__REQUIREMENT__: Report how many of the rows below contain the string "prev". Give only the number.
--- BEGIN MATERIAL SUPPLIED ---
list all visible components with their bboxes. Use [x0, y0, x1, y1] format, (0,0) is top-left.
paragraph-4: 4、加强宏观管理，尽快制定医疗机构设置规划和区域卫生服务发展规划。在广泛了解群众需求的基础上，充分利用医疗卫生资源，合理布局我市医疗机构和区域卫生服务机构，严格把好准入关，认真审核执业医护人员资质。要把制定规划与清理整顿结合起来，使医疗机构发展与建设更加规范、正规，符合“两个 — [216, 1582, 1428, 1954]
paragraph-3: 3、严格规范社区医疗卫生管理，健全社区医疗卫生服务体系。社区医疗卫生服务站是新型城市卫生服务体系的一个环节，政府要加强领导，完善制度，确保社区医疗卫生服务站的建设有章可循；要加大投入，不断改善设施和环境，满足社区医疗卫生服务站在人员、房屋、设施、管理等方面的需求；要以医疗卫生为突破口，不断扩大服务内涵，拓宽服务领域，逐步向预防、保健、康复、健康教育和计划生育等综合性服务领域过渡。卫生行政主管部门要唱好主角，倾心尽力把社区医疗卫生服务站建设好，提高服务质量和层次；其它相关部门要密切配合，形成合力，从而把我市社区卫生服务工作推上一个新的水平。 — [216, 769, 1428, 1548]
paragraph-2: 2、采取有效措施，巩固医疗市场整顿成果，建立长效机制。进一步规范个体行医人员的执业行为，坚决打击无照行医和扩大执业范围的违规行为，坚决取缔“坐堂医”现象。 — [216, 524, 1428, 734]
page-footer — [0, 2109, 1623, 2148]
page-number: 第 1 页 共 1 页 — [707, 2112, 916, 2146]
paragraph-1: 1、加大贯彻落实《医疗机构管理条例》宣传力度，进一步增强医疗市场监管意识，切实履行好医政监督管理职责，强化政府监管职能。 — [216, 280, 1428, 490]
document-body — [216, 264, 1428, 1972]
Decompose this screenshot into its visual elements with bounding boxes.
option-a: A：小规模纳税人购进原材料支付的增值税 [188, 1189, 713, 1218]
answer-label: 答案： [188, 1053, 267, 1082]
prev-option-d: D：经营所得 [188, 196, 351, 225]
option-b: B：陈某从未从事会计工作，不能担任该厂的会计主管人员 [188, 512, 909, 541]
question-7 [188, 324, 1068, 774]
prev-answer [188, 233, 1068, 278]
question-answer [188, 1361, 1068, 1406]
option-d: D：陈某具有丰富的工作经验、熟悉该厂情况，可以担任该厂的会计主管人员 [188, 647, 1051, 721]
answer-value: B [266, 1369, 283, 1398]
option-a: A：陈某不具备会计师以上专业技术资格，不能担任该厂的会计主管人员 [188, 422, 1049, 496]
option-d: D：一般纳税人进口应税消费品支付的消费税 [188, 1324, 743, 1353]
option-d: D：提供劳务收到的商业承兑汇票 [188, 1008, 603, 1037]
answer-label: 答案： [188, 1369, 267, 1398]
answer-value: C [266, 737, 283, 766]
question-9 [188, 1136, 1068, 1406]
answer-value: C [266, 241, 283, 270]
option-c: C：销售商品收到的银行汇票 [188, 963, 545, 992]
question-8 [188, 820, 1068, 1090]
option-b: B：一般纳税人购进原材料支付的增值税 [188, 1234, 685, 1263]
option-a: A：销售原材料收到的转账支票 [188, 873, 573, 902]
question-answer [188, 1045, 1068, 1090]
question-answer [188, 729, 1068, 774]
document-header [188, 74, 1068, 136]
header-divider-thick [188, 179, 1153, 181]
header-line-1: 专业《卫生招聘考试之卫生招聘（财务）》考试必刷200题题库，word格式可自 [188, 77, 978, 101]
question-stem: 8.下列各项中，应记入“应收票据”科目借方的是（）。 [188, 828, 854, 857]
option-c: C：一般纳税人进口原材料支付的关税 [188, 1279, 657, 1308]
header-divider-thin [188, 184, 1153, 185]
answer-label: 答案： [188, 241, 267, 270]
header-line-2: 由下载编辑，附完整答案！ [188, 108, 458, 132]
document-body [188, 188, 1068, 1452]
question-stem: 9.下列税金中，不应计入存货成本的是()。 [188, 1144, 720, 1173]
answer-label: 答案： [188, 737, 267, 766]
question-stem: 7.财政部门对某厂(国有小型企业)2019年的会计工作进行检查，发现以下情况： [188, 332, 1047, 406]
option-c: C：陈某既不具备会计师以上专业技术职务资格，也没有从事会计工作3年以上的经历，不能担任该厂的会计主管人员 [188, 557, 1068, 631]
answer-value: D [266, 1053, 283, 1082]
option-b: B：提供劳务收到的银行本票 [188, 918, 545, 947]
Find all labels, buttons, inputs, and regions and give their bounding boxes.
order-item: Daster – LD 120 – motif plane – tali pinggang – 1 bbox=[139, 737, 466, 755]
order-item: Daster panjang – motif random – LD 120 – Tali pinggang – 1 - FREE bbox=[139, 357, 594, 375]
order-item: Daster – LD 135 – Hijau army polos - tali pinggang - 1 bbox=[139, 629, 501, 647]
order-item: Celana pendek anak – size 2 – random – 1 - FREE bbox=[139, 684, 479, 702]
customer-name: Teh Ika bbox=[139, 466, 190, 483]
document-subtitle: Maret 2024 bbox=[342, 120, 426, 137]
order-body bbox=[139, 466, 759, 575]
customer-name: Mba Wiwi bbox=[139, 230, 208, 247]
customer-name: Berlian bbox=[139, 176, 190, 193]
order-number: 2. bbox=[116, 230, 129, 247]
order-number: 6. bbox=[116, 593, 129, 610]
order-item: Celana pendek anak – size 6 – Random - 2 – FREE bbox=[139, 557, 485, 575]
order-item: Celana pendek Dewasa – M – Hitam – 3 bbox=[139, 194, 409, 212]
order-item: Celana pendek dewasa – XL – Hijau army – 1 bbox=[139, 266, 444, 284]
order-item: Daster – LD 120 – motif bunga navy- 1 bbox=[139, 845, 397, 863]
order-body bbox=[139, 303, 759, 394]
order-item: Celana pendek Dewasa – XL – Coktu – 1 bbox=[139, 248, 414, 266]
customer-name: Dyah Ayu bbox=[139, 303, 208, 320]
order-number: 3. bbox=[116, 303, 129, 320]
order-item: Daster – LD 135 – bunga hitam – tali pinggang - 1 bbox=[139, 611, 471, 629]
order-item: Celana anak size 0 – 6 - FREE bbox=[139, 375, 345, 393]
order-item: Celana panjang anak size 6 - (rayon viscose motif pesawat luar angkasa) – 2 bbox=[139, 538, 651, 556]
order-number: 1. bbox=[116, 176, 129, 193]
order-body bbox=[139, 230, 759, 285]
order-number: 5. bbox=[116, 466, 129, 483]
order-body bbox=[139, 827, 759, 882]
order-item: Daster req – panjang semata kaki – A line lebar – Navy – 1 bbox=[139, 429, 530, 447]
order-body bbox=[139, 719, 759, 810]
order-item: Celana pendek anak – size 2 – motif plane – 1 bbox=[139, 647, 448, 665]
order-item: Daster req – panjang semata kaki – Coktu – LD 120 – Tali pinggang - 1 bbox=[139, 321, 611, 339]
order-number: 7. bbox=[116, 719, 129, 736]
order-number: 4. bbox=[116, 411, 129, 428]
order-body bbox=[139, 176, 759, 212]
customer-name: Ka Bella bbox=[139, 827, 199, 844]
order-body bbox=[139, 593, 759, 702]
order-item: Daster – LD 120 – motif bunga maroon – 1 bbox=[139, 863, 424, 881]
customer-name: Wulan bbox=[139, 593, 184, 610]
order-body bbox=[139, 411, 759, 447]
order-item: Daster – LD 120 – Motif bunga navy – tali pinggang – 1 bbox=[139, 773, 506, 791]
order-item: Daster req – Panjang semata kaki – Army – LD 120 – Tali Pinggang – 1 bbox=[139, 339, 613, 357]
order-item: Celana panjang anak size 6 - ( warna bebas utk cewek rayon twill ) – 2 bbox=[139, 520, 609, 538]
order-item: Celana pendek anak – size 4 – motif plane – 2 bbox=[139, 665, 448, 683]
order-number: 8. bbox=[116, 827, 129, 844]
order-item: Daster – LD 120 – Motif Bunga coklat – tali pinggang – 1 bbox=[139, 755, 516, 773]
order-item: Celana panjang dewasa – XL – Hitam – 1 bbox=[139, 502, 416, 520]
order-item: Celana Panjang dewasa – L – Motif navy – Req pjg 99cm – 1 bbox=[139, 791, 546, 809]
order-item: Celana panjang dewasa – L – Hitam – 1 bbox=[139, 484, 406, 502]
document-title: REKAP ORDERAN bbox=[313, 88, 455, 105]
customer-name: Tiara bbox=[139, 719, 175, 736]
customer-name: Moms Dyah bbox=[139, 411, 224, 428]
--- END MATERIAL SUPPLIED ---
__REPLY TO THE EXERCISE__: 2